▸ **WHAT YOU NEED TO DO**
Omit images. Retype all entries verbatim.

Stored data entries:
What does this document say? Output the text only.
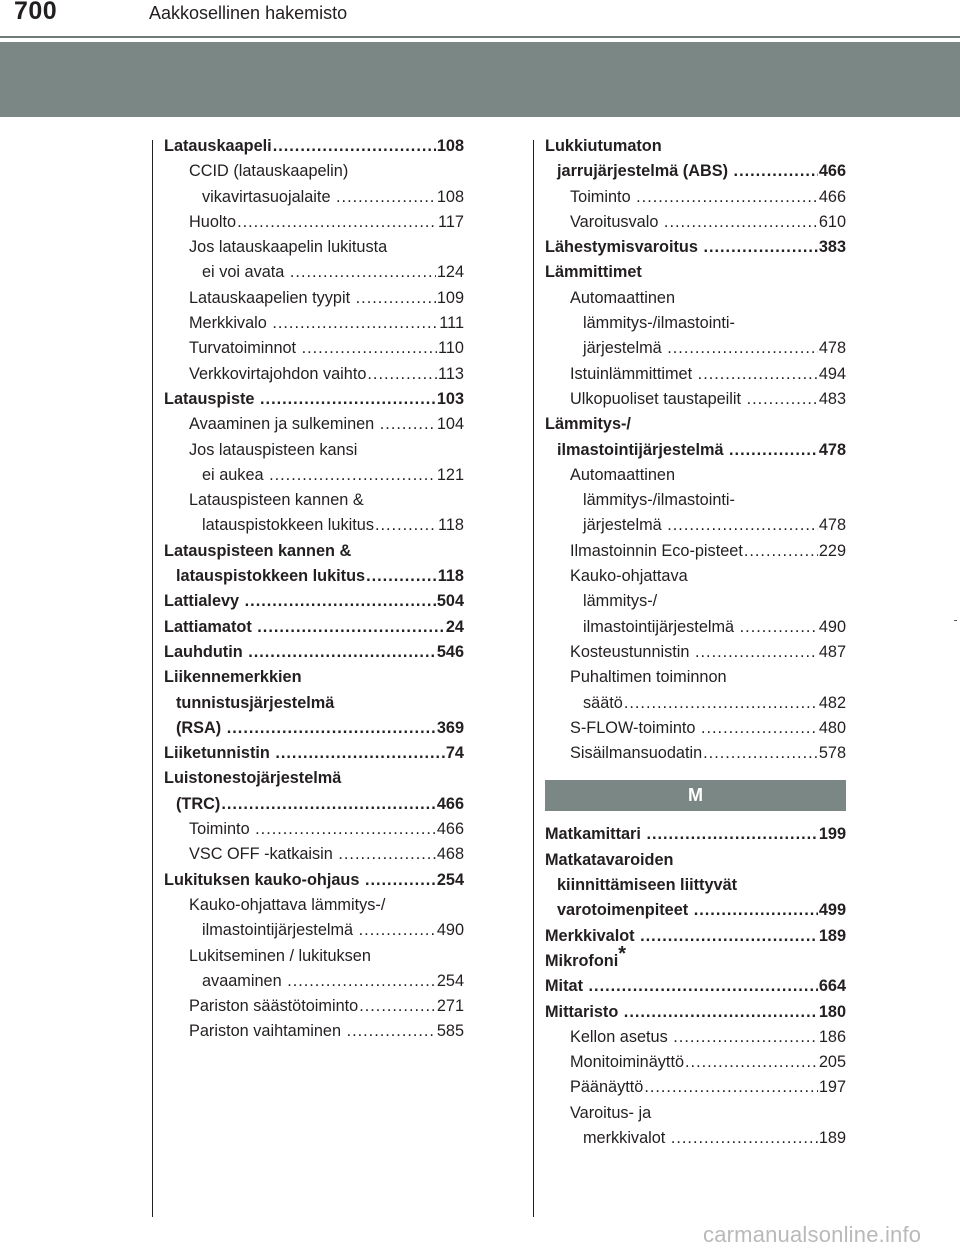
700	Aakkosellinen hakemisto
Latauskaapeli .....	108
CCID (latauskaapelin)
vikavirtasuojalaite .....	108
Huolto .....	117
Jos latauskaapelin lukitusta
ei voi avata .....	124
Latauskaapelien tyypit .....	109
Merkkivalo .....	111
Turvatoiminnot .....	110
Verkkovirtajohdon vaihto .....	113
Latauspiste .....	103
Avaaminen ja sulkeminen .....	104
Jos latauspisteen kansi
ei aukea .....	121
Latauspisteen kannen &
latauspistokkeen lukitus .....	118
Latauspisteen kannen &
latauspistokkeen lukitus .....	118
Lattialevy .....	504
Lattiamatot .....	24
Lauhdutin .....	546
Liikennemerkkien
tunnistusjärjestelmä
(RSA) .....	369
Liiketunnistin .....	74
Luistonestojärjestelmä
(TRC) .....	466
Toiminto .....	466
VSC OFF -katkaisin .....	468
Lukituksen kauko-ohjaus .....	254
Kauko-ohjattava lämmitys-/
ilmastointijärjestelmä .....	490
Lukitseminen / lukituksen
avaaminen .....	254
Pariston säästötoiminto .....	271
Pariston vaihtaminen .....	585
Lukkiutumaton
jarrujärjestelmä (ABS) .....	466
Toiminto .....	466
Varoitusvalo .....	610
Lähestymisvaroitus .....	383
Lämmittimet
Automaattinen
lämmitys-/ilmastointi-
järjestelmä .....	478
Istuinlämmittimet .....	494
Ulkopuoliset taustapeilit .....	483
Lämmitys-/
ilmastointijärjestelmä .....	478
Automaattinen
lämmitys-/ilmastointi-
järjestelmä .....	478
Ilmastoinnin Eco-pisteet .....	229
Kauko-ohjattava
lämmitys-/
ilmastointijärjestelmä .....	490
Kosteustunnistin .....	487
Puhaltimen toiminnon
säätö .....	482
S-FLOW-toiminto .....	480
Sisäilmansuodatin .....	578
M
Matkamittari .....	199
Matkatavaroiden
kiinnittämiseen liittyvät
varotoimenpiteet .....	499
Merkkivalot .....	189
Mikrofoni*
Mitat .....	664
Mittaristo .....	180
Kellon asetus .....	186
Monitoiminäyttö .....	205
Päänäyttö .....	197
Varoitus- ja
merkkivalot .....	189
carmanualsonline.info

▸ **OUTPUT**
What does this document say? Output the text only.
700	Aakkosellinen hakemisto
Latauskaapeli .....	108
CCID (latauskaapelin)
vikavirtasuojalaite .....	108
Huolto .....	117
Jos latauskaapelin lukitusta
ei voi avata .....	124
Latauskaapelien tyypit .....	109
Merkkivalo .....	111
Turvatoiminnot .....	110
Verkkovirtajohdon vaihto .....	113
Latauspiste .....	103
Avaaminen ja sulkeminen .....	104
Jos latauspisteen kansi
ei aukea .....	121
Latauspisteen kannen &
latauspistokkeen lukitus .....	118
Latauspisteen kannen &
latauspistokkeen lukitus .....	118
Lattialevy .....	504
Lattiamatot .....	24
Lauhdutin .....	546
Liikennemerkkien
tunnistusjärjestelmä
(RSA) .....	369
Liiketunnistin .....	74
Luistonestojärjestelmä
(TRC) .....	466
Toiminto .....	466
VSC OFF -katkaisin .....	468
Lukituksen kauko-ohjaus .....	254
Kauko-ohjattava lämmitys-/
ilmastointijärjestelmä .....	490
Lukitseminen / lukituksen
avaaminen .....	254
Pariston säästötoiminto .....	271
Pariston vaihtaminen .....	585
Lukkiutumaton
jarrujärjestelmä (ABS) .....	466
Toiminto .....	466
Varoitusvalo .....	610
Lähestymisvaroitus .....	383
Lämmittimet
Automaattinen
lämmitys-/ilmastointi-
järjestelmä .....	478
Istuinlämmittimet .....	494
Ulkopuoliset taustapeilit .....	483
Lämmitys-/
ilmastointijärjestelmä .....	478
Automaattinen
lämmitys-/ilmastointi-
järjestelmä .....	478
Ilmastoinnin Eco-pisteet .....	229
Kauko-ohjattava
lämmitys-/
ilmastointijärjestelmä .....	490
Kosteustunnistin .....	487
Puhaltimen toiminnon
säätö .....	482
S-FLOW-toiminto .....	480
Sisäilmansuodatin .....	578
M
Matkamittari .....	199
Matkatavaroiden
kiinnittämiseen liittyvät
varotoimenpiteet .....	499
Merkkivalot .....	189
Mikrofoni*
Mitat .....	664
Mittaristo .....	180
Kellon asetus .....	186
Monitoiminäyttö .....	205
Päänäyttö .....	197
Varoitus- ja
merkkivalot .....	189
carmanualsonline.info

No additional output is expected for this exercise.